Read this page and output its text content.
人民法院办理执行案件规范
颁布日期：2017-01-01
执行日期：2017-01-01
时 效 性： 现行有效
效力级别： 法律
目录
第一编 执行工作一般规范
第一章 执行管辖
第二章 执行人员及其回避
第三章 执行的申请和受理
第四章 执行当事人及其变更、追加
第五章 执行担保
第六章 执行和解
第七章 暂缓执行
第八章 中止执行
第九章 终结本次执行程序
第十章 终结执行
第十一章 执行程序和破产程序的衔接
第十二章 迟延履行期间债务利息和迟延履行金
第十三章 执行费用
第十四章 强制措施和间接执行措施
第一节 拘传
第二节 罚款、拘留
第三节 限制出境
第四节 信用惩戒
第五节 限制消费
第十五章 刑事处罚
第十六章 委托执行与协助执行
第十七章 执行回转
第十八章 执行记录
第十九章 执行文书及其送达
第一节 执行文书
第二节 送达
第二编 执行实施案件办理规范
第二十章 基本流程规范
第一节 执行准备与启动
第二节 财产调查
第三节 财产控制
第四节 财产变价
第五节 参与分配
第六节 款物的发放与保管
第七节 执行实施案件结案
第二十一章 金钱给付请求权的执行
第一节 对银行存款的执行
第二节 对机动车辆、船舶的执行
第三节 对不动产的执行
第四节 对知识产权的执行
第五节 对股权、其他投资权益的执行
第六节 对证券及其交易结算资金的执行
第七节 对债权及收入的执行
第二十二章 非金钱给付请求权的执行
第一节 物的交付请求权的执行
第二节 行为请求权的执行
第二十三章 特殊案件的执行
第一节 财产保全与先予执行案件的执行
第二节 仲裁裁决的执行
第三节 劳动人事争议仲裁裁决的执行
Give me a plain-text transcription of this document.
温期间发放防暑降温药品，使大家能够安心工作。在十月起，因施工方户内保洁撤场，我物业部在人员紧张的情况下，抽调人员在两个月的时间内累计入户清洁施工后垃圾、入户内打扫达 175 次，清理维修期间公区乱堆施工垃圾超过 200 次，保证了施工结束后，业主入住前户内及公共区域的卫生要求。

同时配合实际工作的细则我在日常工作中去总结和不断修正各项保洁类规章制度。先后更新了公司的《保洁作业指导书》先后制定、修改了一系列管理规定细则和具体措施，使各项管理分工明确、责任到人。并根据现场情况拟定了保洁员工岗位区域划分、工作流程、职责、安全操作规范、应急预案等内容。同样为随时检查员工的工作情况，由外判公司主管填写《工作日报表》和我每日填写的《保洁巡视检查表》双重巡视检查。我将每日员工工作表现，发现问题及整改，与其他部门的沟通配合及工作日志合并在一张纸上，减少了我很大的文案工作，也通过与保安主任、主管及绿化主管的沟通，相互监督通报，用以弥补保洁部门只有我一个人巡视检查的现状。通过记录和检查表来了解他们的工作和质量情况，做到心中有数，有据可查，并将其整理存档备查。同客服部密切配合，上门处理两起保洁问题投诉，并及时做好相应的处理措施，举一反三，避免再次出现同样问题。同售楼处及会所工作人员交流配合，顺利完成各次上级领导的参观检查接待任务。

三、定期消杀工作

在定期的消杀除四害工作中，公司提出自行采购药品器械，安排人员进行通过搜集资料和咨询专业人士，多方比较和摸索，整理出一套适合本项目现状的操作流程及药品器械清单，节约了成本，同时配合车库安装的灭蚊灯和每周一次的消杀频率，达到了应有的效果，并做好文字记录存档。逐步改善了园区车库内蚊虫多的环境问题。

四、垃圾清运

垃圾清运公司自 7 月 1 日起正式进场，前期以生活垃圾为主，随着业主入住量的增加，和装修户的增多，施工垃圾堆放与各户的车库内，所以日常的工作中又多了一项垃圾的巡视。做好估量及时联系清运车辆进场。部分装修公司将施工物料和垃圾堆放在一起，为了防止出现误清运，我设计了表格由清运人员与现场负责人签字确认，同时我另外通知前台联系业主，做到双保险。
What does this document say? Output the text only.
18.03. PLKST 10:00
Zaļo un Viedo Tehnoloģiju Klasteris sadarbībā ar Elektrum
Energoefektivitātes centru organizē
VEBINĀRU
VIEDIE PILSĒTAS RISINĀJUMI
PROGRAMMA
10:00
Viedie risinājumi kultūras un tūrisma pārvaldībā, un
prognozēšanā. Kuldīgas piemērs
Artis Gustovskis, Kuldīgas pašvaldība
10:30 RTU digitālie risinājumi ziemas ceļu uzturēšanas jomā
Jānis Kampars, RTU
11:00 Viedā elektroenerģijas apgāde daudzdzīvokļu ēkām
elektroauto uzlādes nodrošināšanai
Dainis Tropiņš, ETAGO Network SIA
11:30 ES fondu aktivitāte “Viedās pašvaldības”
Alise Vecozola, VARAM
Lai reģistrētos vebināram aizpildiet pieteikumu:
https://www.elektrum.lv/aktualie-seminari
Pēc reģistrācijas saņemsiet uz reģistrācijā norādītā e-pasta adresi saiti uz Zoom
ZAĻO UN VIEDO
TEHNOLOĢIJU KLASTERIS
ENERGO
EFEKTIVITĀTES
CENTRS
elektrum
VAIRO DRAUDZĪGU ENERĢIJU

● ● ● ●

### TASK BRIEF
Begin at the line containing "What does this" and reproduce each line through the end of the records above.

### ANSWER TO THIS PROBLEM
What does this document say? Output the text only.
18.03. PLKST 10:00
Zaļo un Viedo Tehnoloģiju Klasteris sadarbībā ar Elektrum
Energoefektivitātes centru organizē
VEBINĀRU
VIEDIE PILSĒTAS RISINĀJUMI
PROGRAMMA
10:00
Viedie risinājumi kultūras un tūrisma pārvaldībā, un
prognozēšanā. Kuldīgas piemērs
Artis Gustovskis, Kuldīgas pašvaldība
10:30 RTU digitālie risinājumi ziemas ceļu uzturēšanas jomā
Jānis Kampars, RTU
11:00 Viedā elektroenerģijas apgāde daudzdzīvokļu ēkām
elektroauto uzlādes nodrošināšanai
Dainis Tropiņš, ETAGO Network SIA
11:30 ES fondu aktivitāte “Viedās pašvaldības”
Alise Vecozola, VARAM
Lai reģistrētos vebināram aizpildiet pieteikumu:
https://www.elektrum.lv/aktualie-seminari
Pēc reģistrācijas saņemsiet uz reģistrācijā norādītā e-pasta adresi saiti uz Zoom
ZAĻO UN VIEDO
TEHNOLOĢIJU KLASTERIS
ENERGO
EFEKTIVITĀTES
CENTRS
elektrum
VAIRO DRAUDZĪGU ENERĢIJU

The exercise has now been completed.